What to produce: In the listing below, identify each line with the word "Saucen" and return those lines.

───── Listed entries

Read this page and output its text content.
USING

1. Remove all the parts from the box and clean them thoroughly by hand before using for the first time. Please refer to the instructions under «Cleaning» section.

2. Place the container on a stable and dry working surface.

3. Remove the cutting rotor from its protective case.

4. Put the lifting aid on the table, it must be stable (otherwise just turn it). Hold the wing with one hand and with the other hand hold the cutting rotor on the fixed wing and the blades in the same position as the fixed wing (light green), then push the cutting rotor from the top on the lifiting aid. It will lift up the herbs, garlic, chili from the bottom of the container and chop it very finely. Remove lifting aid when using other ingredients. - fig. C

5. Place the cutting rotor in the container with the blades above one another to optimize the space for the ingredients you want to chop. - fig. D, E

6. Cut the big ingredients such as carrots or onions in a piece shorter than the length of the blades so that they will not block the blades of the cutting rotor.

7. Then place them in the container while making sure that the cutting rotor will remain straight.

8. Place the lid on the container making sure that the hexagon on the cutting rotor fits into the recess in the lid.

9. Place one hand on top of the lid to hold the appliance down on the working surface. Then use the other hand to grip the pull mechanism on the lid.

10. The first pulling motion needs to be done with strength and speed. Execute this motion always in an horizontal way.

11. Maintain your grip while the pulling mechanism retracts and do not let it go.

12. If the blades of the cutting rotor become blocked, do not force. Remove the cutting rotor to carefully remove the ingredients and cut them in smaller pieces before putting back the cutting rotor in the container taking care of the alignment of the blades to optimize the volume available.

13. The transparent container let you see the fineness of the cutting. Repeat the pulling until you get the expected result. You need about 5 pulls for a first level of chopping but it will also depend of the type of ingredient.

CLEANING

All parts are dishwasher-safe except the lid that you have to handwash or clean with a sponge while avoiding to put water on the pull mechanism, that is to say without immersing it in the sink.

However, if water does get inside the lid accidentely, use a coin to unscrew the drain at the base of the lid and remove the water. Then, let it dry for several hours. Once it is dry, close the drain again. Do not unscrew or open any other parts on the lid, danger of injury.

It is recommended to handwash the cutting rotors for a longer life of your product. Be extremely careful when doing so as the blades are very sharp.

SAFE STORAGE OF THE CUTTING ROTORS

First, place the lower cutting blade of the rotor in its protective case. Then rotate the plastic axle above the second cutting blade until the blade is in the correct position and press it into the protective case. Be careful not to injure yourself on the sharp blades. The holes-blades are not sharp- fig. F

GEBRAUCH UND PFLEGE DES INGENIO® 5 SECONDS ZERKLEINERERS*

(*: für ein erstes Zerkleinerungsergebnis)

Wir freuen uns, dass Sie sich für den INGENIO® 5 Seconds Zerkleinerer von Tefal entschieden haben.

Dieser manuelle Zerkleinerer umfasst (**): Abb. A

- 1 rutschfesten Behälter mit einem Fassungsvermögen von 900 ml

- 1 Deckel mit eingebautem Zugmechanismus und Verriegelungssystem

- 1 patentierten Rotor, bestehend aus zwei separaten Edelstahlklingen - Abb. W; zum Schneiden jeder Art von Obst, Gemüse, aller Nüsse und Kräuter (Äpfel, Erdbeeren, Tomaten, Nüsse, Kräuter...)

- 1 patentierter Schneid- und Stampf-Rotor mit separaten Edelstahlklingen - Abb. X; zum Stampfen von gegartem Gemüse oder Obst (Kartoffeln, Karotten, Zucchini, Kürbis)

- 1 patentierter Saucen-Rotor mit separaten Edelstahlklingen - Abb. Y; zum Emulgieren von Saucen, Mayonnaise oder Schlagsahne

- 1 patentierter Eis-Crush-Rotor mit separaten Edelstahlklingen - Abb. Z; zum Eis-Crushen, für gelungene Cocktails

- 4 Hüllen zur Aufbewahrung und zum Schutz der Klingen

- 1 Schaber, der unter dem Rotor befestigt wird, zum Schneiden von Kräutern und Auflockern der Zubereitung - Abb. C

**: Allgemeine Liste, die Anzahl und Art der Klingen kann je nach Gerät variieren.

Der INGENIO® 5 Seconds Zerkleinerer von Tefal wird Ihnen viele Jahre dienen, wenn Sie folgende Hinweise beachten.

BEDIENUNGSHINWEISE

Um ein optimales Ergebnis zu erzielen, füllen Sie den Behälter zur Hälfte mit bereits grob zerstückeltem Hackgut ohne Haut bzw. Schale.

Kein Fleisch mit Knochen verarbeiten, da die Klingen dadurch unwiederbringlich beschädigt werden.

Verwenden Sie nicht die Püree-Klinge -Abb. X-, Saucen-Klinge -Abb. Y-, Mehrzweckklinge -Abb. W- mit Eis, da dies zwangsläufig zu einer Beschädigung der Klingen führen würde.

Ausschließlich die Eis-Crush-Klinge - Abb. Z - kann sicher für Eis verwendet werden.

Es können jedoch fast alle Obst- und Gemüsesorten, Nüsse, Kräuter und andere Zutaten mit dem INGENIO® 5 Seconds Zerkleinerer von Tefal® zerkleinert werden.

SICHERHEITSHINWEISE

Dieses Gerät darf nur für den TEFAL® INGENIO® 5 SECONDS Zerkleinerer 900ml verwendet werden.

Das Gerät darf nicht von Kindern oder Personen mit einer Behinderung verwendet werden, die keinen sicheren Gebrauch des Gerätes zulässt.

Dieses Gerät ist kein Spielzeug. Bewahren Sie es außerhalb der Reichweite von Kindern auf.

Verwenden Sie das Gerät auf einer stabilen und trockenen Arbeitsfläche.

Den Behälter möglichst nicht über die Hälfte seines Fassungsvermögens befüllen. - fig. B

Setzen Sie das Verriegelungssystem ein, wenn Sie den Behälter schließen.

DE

──────────

Answer:
- 1 patentierter Saucen-Rotor mit separaten Edelstahlklingen - Abb. Y; zum Emulgieren von Saucen, Mayonnaise oder Schlagsahne
Verwenden Sie nicht die Püree-Klinge -Abb. X-, Saucen-Klinge -Abb. Y-, Mehrzweckklinge -Abb. W- mit Eis, da dies zwangsläufig zu einer Beschädigung der Klingen führen würde.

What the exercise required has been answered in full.